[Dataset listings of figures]
————
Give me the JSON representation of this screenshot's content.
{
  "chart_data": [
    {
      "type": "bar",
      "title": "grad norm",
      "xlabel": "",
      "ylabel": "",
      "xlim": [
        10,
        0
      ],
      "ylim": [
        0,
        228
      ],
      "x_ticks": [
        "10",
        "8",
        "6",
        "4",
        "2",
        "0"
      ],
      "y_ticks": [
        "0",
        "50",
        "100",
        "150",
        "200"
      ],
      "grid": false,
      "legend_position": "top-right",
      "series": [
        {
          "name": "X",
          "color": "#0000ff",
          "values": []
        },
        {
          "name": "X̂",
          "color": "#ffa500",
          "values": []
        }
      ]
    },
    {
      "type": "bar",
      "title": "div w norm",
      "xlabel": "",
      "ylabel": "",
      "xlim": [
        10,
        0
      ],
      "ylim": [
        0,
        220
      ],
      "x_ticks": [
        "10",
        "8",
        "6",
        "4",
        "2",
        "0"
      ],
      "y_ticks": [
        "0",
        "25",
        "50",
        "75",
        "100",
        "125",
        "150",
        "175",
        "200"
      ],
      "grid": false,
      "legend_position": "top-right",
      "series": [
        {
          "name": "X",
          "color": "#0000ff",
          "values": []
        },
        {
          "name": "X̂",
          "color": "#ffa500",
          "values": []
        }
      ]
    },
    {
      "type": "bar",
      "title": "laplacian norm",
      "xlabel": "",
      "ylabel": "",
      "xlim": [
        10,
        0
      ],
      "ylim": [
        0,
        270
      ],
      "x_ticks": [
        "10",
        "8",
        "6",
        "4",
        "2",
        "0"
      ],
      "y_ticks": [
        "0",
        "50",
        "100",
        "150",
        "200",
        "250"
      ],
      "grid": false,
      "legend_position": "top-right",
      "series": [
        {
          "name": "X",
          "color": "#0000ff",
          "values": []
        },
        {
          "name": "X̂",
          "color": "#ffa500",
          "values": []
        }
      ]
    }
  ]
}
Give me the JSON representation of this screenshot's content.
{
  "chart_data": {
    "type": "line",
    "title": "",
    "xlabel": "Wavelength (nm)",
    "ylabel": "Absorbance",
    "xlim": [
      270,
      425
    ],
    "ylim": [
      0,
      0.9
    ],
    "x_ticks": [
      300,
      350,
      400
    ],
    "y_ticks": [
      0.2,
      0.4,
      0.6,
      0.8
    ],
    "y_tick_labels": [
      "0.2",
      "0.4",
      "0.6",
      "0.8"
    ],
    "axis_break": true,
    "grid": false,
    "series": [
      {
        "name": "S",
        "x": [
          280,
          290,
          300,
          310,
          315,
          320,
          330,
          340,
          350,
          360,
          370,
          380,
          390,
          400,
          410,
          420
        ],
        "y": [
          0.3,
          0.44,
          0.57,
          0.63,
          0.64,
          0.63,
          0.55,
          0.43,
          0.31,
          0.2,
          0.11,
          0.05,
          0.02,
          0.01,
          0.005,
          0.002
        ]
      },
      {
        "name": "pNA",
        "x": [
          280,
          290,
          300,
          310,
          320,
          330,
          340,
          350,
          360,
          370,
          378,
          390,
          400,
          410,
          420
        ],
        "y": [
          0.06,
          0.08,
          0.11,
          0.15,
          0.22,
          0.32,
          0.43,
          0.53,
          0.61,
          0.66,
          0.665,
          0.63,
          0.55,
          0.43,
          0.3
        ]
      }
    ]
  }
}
————
### Problem description:
Using the listing above, reproduce each line without omission.

### Correct result:
Give me the JSON representation of this screenshot's content.
{
  "chart_data": [
    {
      "type": "bar",
      "title": "grad norm",
      "xlabel": "",
      "ylabel": "",
      "xlim": [
        10,
        0
      ],
      "ylim": [
        0,
        228
      ],
      "x_ticks": [
        "10",
        "8",
        "6",
        "4",
        "2",
        "0"
      ],
      "y_ticks": [
        "0",
        "50",
        "100",
        "150",
        "200"
      ],
      "grid": false,
      "legend_position": "top-right",
      "series": [
        {
          "name": "X",
          "color": "#0000ff",
          "values": []
        },
        {
          "name": "X̂",
          "color": "#ffa500",
          "values": []
        }
      ]
    },
    {
      "type": "bar",
      "title": "div w norm",
      "xlabel": "",
      "ylabel": "",
      "xlim": [
        10,
        0
      ],
      "ylim": [
        0,
        220
      ],
      "x_ticks": [
        "10",
        "8",
        "6",
        "4",
        "2",
        "0"
      ],
      "y_ticks": [
        "0",
        "25",
        "50",
        "75",
        "100",
        "125",
        "150",
        "175",
        "200"
      ],
      "grid": false,
      "legend_position": "top-right",
      "series": [
        {
          "name": "X",
          "color": "#0000ff",
          "values": []
        },
        {
          "name": "X̂",
          "color": "#ffa500",
          "values": []
        }
      ]
    },
    {
      "type": "bar",
      "title": "laplacian norm",
      "xlabel": "",
      "ylabel": "",
      "xlim": [
        10,
        0
      ],
      "ylim": [
        0,
        270
      ],
      "x_ticks": [
        "10",
        "8",
        "6",
        "4",
        "2",
        "0"
      ],
      "y_ticks": [
        "0",
        "50",
        "100",
        "150",
        "200",
        "250"
      ],
      "grid": false,
      "legend_position": "top-right",
      "series": [
        {
          "name": "X",
          "color": "#0000ff",
          "values": []
        },
        {
          "name": "X̂",
          "color": "#ffa500",
          "values": []
        }
      ]
    }
  ]
}
Give me the JSON representation of this screenshot's content.
{
  "chart_data": {
    "type": "line",
    "title": "",
    "xlabel": "Wavelength (nm)",
    "ylabel": "Absorbance",
    "xlim": [
      270,
      425
    ],
    "ylim": [
      0,
      0.9
    ],
    "x_ticks": [
      300,
      350,
      400
    ],
    "y_ticks": [
      0.2,
      0.4,
      0.6,
      0.8
    ],
    "y_tick_labels": [
      "0.2",
      "0.4",
      "0.6",
      "0.8"
    ],
    "axis_break": true,
    "grid": false,
    "series": [
      {
        "name": "S",
        "x": [
          280,
          290,
          300,
          310,
          315,
          320,
          330,
          340,
          350,
          360,
          370,
          380,
          390,
          400,
          410,
          420
        ],
        "y": [
          0.3,
          0.44,
          0.57,
          0.63,
          0.64,
          0.63,
          0.55,
          0.43,
          0.31,
          0.2,
          0.11,
          0.05,
          0.02,
          0.01,
          0.005,
          0.002
        ]
      },
      {
        "name": "pNA",
        "x": [
          280,
          290,
          300,
          310,
          320,
          330,
          340,
          350,
          360,
          370,
          378,
          390,
          400,
          410,
          420
        ],
        "y": [
          0.06,
          0.08,
          0.11,
          0.15,
          0.22,
          0.32,
          0.43,
          0.53,
          0.61,
          0.66,
          0.665,
          0.63,
          0.55,
          0.43,
          0.3
        ]
      }
    ]
  }
}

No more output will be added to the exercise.